**PROVIDED ENTRIES:**

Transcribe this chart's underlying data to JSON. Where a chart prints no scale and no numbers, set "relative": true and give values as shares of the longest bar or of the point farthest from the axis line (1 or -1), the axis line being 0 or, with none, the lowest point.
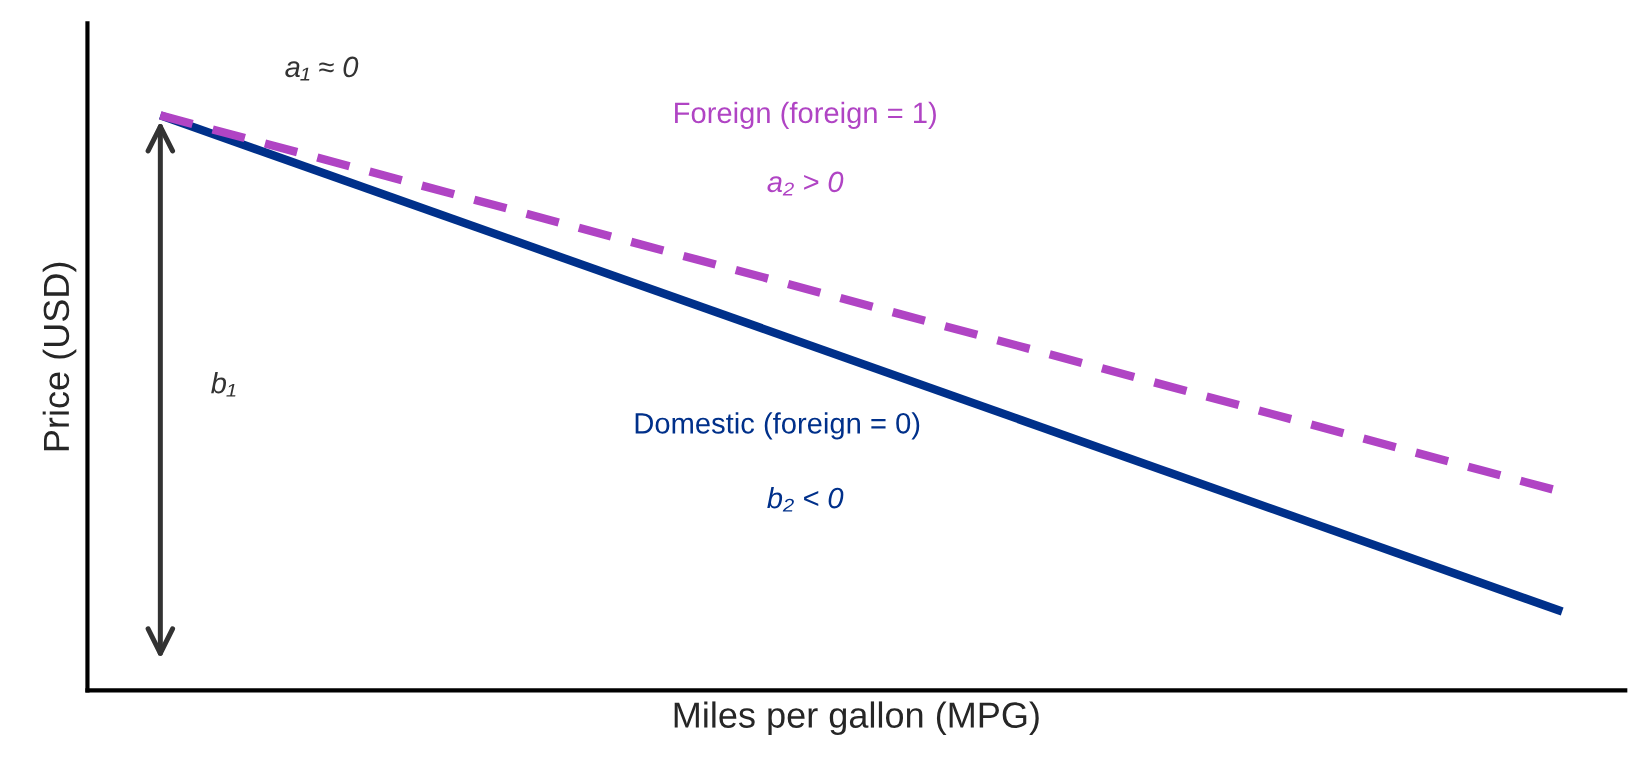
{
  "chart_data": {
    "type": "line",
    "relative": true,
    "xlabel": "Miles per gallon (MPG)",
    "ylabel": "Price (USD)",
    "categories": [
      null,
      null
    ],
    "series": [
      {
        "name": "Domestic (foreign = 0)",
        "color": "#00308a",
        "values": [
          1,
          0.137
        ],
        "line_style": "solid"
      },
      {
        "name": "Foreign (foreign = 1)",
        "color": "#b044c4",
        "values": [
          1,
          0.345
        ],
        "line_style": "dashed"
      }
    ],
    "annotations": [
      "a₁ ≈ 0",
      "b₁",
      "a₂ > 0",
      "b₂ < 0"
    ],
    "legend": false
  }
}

**INSTRUCTION:**
From the material above, copy everything exactly but the pictures.

**FINAL RESULT:**
Transcribe this chart's underlying data to JSON. Where a chart prints no scale and no numbers, set "relative": true and give values as shares of the longest bar or of the point farthest from the axis line (1 or -1), the axis line being 0 or, with none, the lowest point.
{
  "chart_data": {
    "type": "line",
    "relative": true,
    "xlabel": "Miles per gallon (MPG)",
    "ylabel": "Price (USD)",
    "categories": [
      null,
      null
    ],
    "series": [
      {
        "name": "Domestic (foreign = 0)",
        "color": "#00308a",
        "values": [
          1,
          0.137
        ],
        "line_style": "solid"
      },
      {
        "name": "Foreign (foreign = 1)",
        "color": "#b044c4",
        "values": [
          1,
          0.345
        ],
        "line_style": "dashed"
      }
    ],
    "annotations": [
      "a₁ ≈ 0",
      "b₁",
      "a₂ > 0",
      "b₂ < 0"
    ],
    "legend": false
  }
}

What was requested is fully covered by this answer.